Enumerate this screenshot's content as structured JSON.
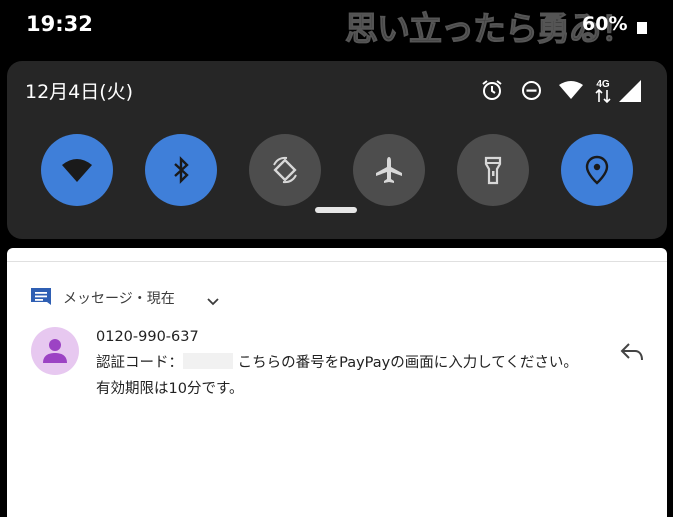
{
  "status_bar": {
    "time": "19:32",
    "battery": "60%",
    "watermark": "思い立ったら勇ゐ！"
  },
  "quick_settings": {
    "date": "12月4日(火)",
    "status_icons": [
      "alarm-icon",
      "do-not-disturb-icon",
      "wifi-signal-icon",
      "4g-icon",
      "cell-signal-icon"
    ],
    "network_label": "4G",
    "tiles": [
      {
        "name": "wifi",
        "state": "on"
      },
      {
        "name": "bluetooth",
        "state": "on"
      },
      {
        "name": "auto-rotate",
        "state": "off"
      },
      {
        "name": "airplane-mode",
        "state": "off"
      },
      {
        "name": "flashlight",
        "state": "off"
      },
      {
        "name": "location",
        "state": "on"
      }
    ],
    "colors": {
      "tile_on": "#3f7fd9",
      "tile_off": "#4d4d4d",
      "panel": "#262626"
    }
  },
  "notification": {
    "app_label": "メッセージ・現在",
    "sender": "0120-990-637",
    "message_prefix": "認証コード：",
    "message_suffix": "こちらの番号をPayPayの画面に入力してください。有効期限は10分です。",
    "accent": "#2f5fb3"
  }
}
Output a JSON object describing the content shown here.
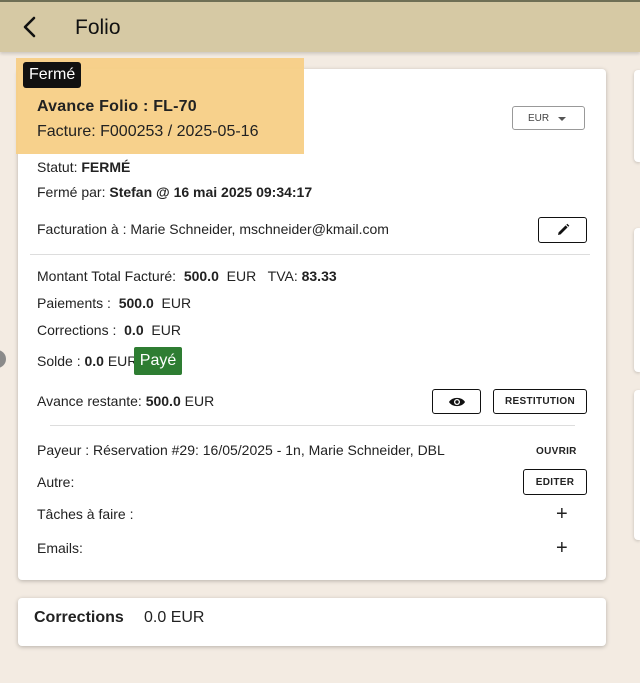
{
  "header": {
    "title": "Folio"
  },
  "folio": {
    "status_badge": "Fermé",
    "title": "Avance Folio : FL-70",
    "facture": "Facture: F000253 / 2025-05-16",
    "currency": "EUR",
    "statut_label": "Statut:",
    "statut_value": "FERMÉ",
    "ferme_label": "Fermé par:",
    "ferme_value": "Stefan @ 16 mai 2025 09:34:17",
    "facturation_label": "Facturation à :",
    "facturation_value": "Marie Schneider, mschneider@kmail.com",
    "montant_label": "Montant Total Facturé:",
    "montant_value": "500.0",
    "montant_currency": "EUR",
    "tva_label": "TVA:",
    "tva_value": "83.33",
    "paiements_label": "Paiements :",
    "paiements_value": "500.0",
    "paiements_currency": "EUR",
    "corrections_label": "Corrections :",
    "corrections_value": "0.0",
    "corrections_currency": "EUR",
    "solde_label": "Solde :",
    "solde_value": "0.0",
    "solde_currency": "EUR",
    "paye_badge": "Payé",
    "avance_label": "Avance restante:",
    "avance_value": "500.0",
    "avance_currency": "EUR",
    "restitution_button": "RESTITUTION",
    "payeur_label": "Payeur :",
    "payeur_value": "Réservation #29: 16/05/2025 - 1n, Marie Schneider, DBL",
    "ouvrir_button": "OUVRIR",
    "autre_label": "Autre:",
    "editer_button": "EDITER",
    "taches_label": "Tâches à faire :",
    "emails_label": "Emails:"
  },
  "corrections_card": {
    "title": "Corrections",
    "value": "0.0 EUR"
  },
  "icons": [
    "back-arrow-icon",
    "dropdown-caret-icon",
    "pencil-icon",
    "eye-icon",
    "plus-icon"
  ],
  "colors": {
    "header": "#d6c9a4",
    "background": "#f3ebe2",
    "highlight": "#f7cf86",
    "paid": "#2e7d32"
  }
}
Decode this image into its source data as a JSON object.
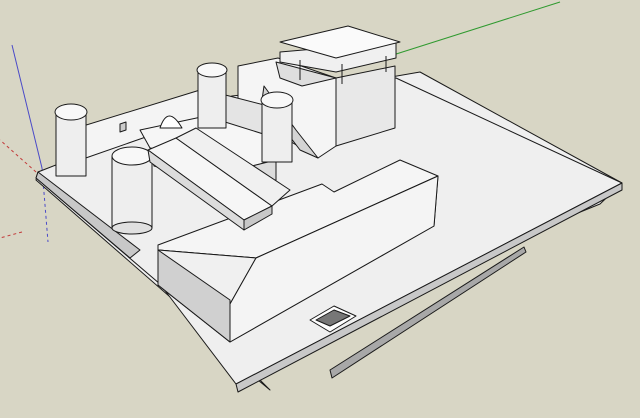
{
  "viewport": {
    "background": "#d8d6c5"
  },
  "axes": {
    "red_color": "#c23a3a",
    "green_color": "#2f9a2f",
    "blue_color": "#4a4ac8"
  },
  "model": {
    "face_light": "#f2f2f2",
    "face_mid": "#dcdcdc",
    "face_dark": "#bdbdbd",
    "edge_color": "#1a1a1a"
  }
}
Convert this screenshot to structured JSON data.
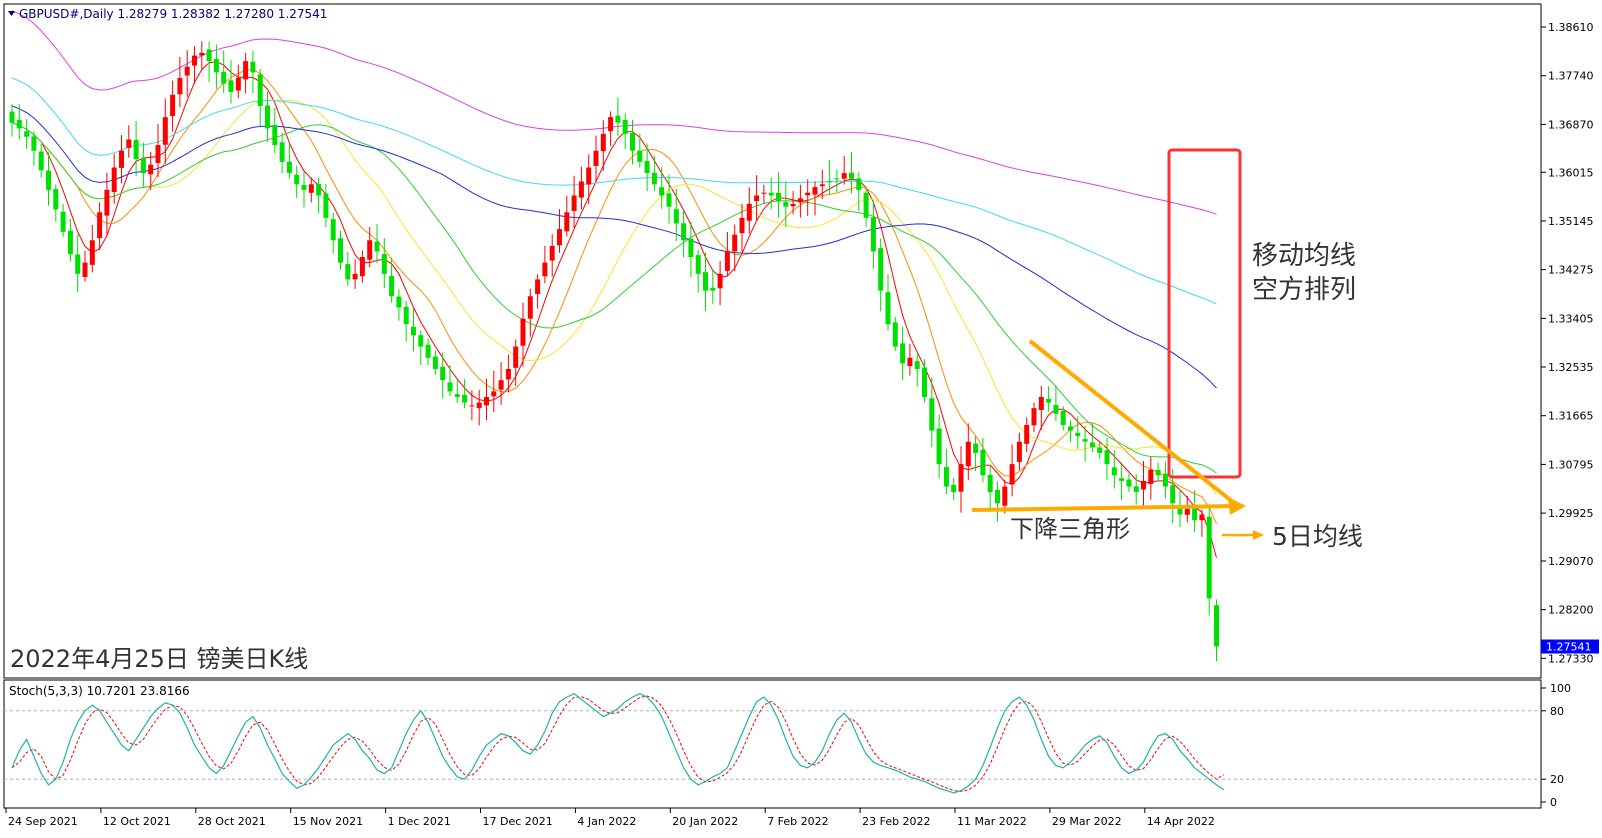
{
  "header": {
    "symbol_line": "GBPUSD#,Daily  1.28279 1.28382 1.27280 1.27541"
  },
  "subwindow": {
    "label": "Stoch(5,3,3) 10.7201 23.8166"
  },
  "annotations": {
    "date_title": "2022年4月25日 镑美日K线",
    "ma_bearish": [
      "移动均线",
      "空方排列"
    ],
    "triangle": "下降三角形",
    "ma5": "5日均线"
  },
  "colors": {
    "bull": "#ff0000",
    "bear": "#00e000",
    "ma5": "#ff0000",
    "ma10": "#ff8c00",
    "ma20": "#ffe030",
    "ma30": "#32cd32",
    "ma60": "#1f2fdc",
    "ma120": "#40d8f0",
    "ma250": "#e040e0",
    "annotation_orange": "#ffaa00",
    "annotation_red": "#ff3030",
    "price_tag": "#0000ff",
    "stoch_main": "#20b2aa",
    "stoch_signal": "#ff0000"
  },
  "chart_data": [
    {
      "type": "candlestick",
      "title": "GBPUSD#,Daily",
      "ohlc_last": {
        "open": 1.28279,
        "high": 1.28382,
        "low": 1.2728,
        "close": 1.27541
      },
      "y_ticks": [
        "1.38610",
        "1.37740",
        "1.36870",
        "1.36015",
        "1.35145",
        "1.34275",
        "1.33405",
        "1.32535",
        "1.31665",
        "1.30795",
        "1.29925",
        "1.29070",
        "1.28200",
        "1.27330"
      ],
      "current_price_tag": "1.27541",
      "ylim": [
        1.2705,
        1.3895
      ],
      "x_ticks": [
        "24 Sep 2021",
        "12 Oct 2021",
        "28 Oct 2021",
        "15 Nov 2021",
        "1 Dec 2021",
        "17 Dec 2021",
        "4 Jan 2022",
        "20 Jan 2022",
        "7 Feb 2022",
        "23 Feb 2022",
        "11 Mar 2022",
        "29 Mar 2022",
        "14 Apr 2022"
      ],
      "x_tick_bar_index": [
        0,
        13,
        26,
        39,
        52,
        65,
        78,
        91,
        104,
        117,
        130,
        143,
        156
      ],
      "candles_approx_close": [
        1.369,
        1.368,
        1.3665,
        1.364,
        1.3605,
        1.357,
        1.3535,
        1.3495,
        1.3455,
        1.342,
        1.344,
        1.348,
        1.353,
        1.357,
        1.361,
        1.364,
        1.366,
        1.3625,
        1.36,
        1.3615,
        1.365,
        1.37,
        1.374,
        1.377,
        1.379,
        1.381,
        1.3815,
        1.38,
        1.378,
        1.376,
        1.3745,
        1.377,
        1.38,
        1.378,
        1.372,
        1.368,
        1.365,
        1.362,
        1.36,
        1.358,
        1.357,
        1.358,
        1.356,
        1.352,
        1.348,
        1.344,
        1.341,
        1.342,
        1.345,
        1.348,
        1.346,
        1.342,
        1.338,
        1.336,
        1.333,
        1.331,
        1.329,
        1.327,
        1.325,
        1.323,
        1.321,
        1.32,
        1.319,
        1.3185,
        1.319,
        1.32,
        1.321,
        1.323,
        1.325,
        1.329,
        1.334,
        1.338,
        1.341,
        1.344,
        1.347,
        1.35,
        1.353,
        1.356,
        1.3585,
        1.361,
        1.364,
        1.367,
        1.37,
        1.369,
        1.367,
        1.364,
        1.362,
        1.36,
        1.358,
        1.356,
        1.354,
        1.351,
        1.348,
        1.345,
        1.342,
        1.339,
        1.339,
        1.342,
        1.346,
        1.349,
        1.352,
        1.3545,
        1.356,
        1.3565,
        1.356,
        1.355,
        1.354,
        1.3545,
        1.3555,
        1.3565,
        1.3575,
        1.358,
        1.3585,
        1.359,
        1.36,
        1.359,
        1.357,
        1.352,
        1.346,
        1.339,
        1.333,
        1.329,
        1.326,
        1.327,
        1.325,
        1.32,
        1.314,
        1.308,
        1.304,
        1.303,
        1.308,
        1.312,
        1.31,
        1.306,
        1.303,
        1.301,
        1.304,
        1.308,
        1.312,
        1.315,
        1.318,
        1.32,
        1.319,
        1.317,
        1.315,
        1.314,
        1.313,
        1.312,
        1.311,
        1.31,
        1.308,
        1.306,
        1.305,
        1.304,
        1.303,
        1.305,
        1.307,
        1.306,
        1.304,
        1.301,
        1.299,
        1.3,
        1.298,
        1.299,
        1.284,
        1.2754
      ],
      "moving_averages": [
        "MA5",
        "MA10",
        "MA20",
        "MA30",
        "MA60",
        "MA120",
        "MA250"
      ]
    },
    {
      "type": "line",
      "title": "Stoch(5,3,3)",
      "series": [
        {
          "name": "main",
          "last": 10.7201
        },
        {
          "name": "signal",
          "last": 23.8166
        }
      ],
      "ylim": [
        0,
        100
      ],
      "y_ticks": [
        "100",
        "80",
        "20",
        "0"
      ],
      "levels": [
        80,
        20
      ],
      "main_approx": [
        30,
        45,
        55,
        40,
        25,
        15,
        20,
        35,
        55,
        70,
        80,
        85,
        80,
        70,
        60,
        50,
        45,
        55,
        65,
        75,
        82,
        87,
        85,
        78,
        65,
        50,
        40,
        30,
        25,
        32,
        45,
        58,
        70,
        75,
        65,
        50,
        38,
        25,
        18,
        12,
        15,
        22,
        30,
        40,
        50,
        55,
        60,
        55,
        45,
        38,
        28,
        25,
        30,
        45,
        60,
        72,
        80,
        70,
        55,
        40,
        30,
        22,
        20,
        28,
        40,
        50,
        55,
        60,
        58,
        52,
        45,
        42,
        50,
        62,
        78,
        88,
        92,
        95,
        90,
        85,
        80,
        75,
        78,
        82,
        88,
        92,
        95,
        92,
        85,
        75,
        60,
        45,
        30,
        20,
        15,
        18,
        22,
        25,
        30,
        45,
        60,
        75,
        88,
        92,
        85,
        72,
        55,
        40,
        32,
        30,
        35,
        45,
        60,
        72,
        78,
        70,
        55,
        42,
        35,
        32,
        30,
        28,
        25,
        22,
        20,
        18,
        15,
        12,
        10,
        8,
        10,
        14,
        20,
        32,
        48,
        65,
        80,
        88,
        92,
        85,
        72,
        55,
        40,
        32,
        30,
        35,
        42,
        50,
        55,
        58,
        52,
        40,
        30,
        25,
        28,
        35,
        48,
        58,
        60,
        55,
        45,
        38,
        30,
        25,
        20,
        15,
        10.72
      ]
    }
  ]
}
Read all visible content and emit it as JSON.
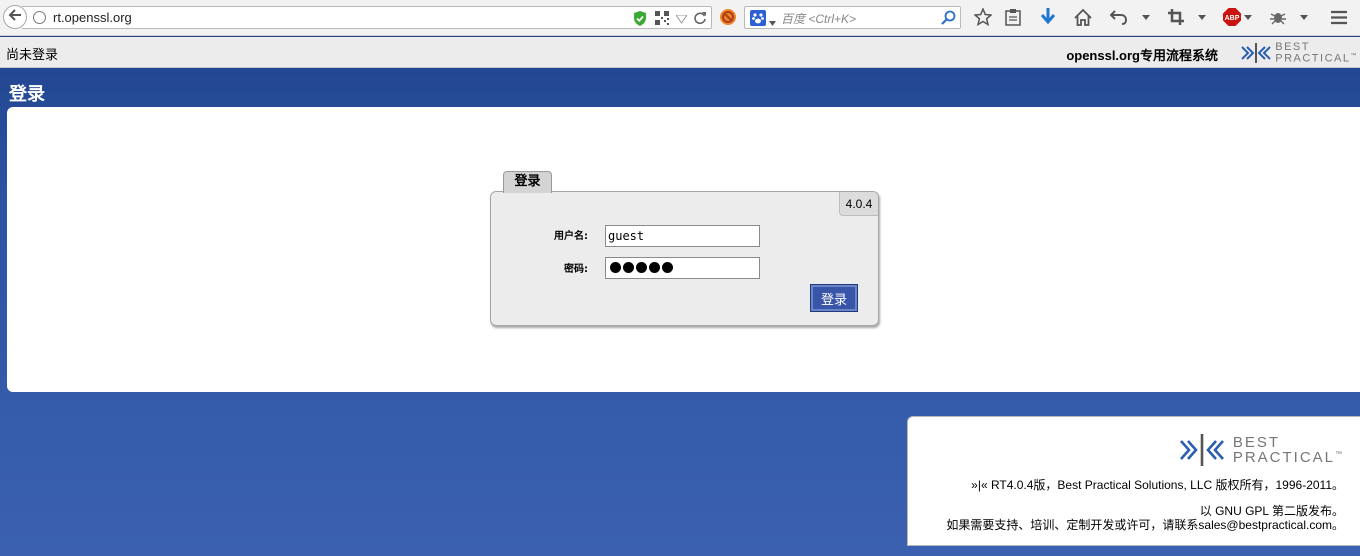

▶ _PROBLEM REQUIREMENTS_: Gather and copy every line of the data in which the string "GBPUSD" is found.

▶ _EXERCISE RESPONSE_:
    "symbol_line": "GBPUSD#,Daily  1.28279 1.28382 1.27280 1.27541"
      "title": "GBPUSD#,Daily",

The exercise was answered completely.